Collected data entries
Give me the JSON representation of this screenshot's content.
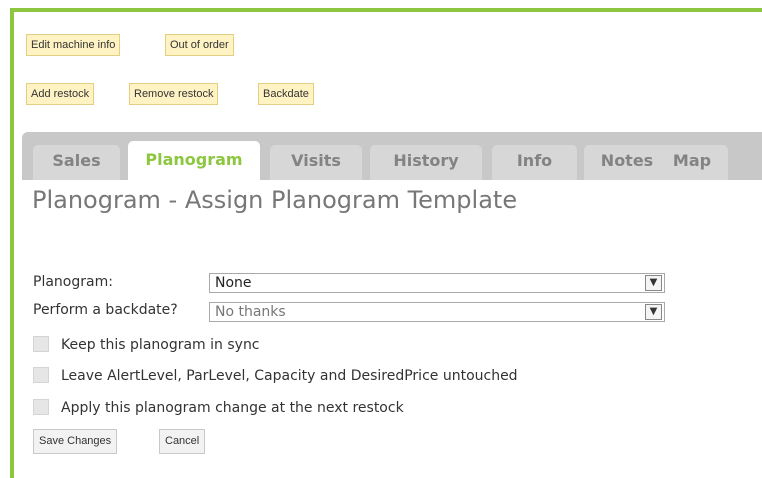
{
  "actions": {
    "edit_machine_info": "Edit machine info",
    "out_of_order": "Out of order",
    "add_restock": "Add restock",
    "remove_restock": "Remove restock",
    "backdate": "Backdate"
  },
  "tabs": [
    {
      "label": "Sales",
      "active": false
    },
    {
      "label": "Planogram",
      "active": true
    },
    {
      "label": "Visits",
      "active": false
    },
    {
      "label": "History",
      "active": false
    },
    {
      "label": "Info",
      "active": false
    },
    {
      "label": "Notes",
      "active": false
    },
    {
      "label": "Map",
      "active": false
    }
  ],
  "page": {
    "title": "Planogram - Assign Planogram Template"
  },
  "form": {
    "planogram_label": "Planogram:",
    "planogram_value": "None",
    "backdate_label": "Perform a backdate?",
    "backdate_value": "No thanks",
    "options": [
      {
        "label": "Keep this planogram in sync",
        "checked": false
      },
      {
        "label": "Leave AlertLevel, ParLevel, Capacity and DesiredPrice untouched",
        "checked": false
      },
      {
        "label": "Apply this planogram change at the next restock",
        "checked": false
      }
    ],
    "save_label": "Save Changes",
    "cancel_label": "Cancel"
  },
  "colors": {
    "accent": "#8dc63f",
    "action_button_bg": "#fff3c4",
    "tab_bar": "#c8c8c8"
  }
}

*Your task:*
Repeat all of the data above word for word, minus the pictures.

*The reply:*
Give me the JSON representation of this screenshot's content.
{
  "actions": {
    "edit_machine_info": "Edit machine info",
    "out_of_order": "Out of order",
    "add_restock": "Add restock",
    "remove_restock": "Remove restock",
    "backdate": "Backdate"
  },
  "tabs": [
    {
      "label": "Sales",
      "active": false
    },
    {
      "label": "Planogram",
      "active": true
    },
    {
      "label": "Visits",
      "active": false
    },
    {
      "label": "History",
      "active": false
    },
    {
      "label": "Info",
      "active": false
    },
    {
      "label": "Notes",
      "active": false
    },
    {
      "label": "Map",
      "active": false
    }
  ],
  "page": {
    "title": "Planogram - Assign Planogram Template"
  },
  "form": {
    "planogram_label": "Planogram:",
    "planogram_value": "None",
    "backdate_label": "Perform a backdate?",
    "backdate_value": "No thanks",
    "options": [
      {
        "label": "Keep this planogram in sync",
        "checked": false
      },
      {
        "label": "Leave AlertLevel, ParLevel, Capacity and DesiredPrice untouched",
        "checked": false
      },
      {
        "label": "Apply this planogram change at the next restock",
        "checked": false
      }
    ],
    "save_label": "Save Changes",
    "cancel_label": "Cancel"
  },
  "colors": {
    "accent": "#8dc63f",
    "action_button_bg": "#fff3c4",
    "tab_bar": "#c8c8c8"
  }
}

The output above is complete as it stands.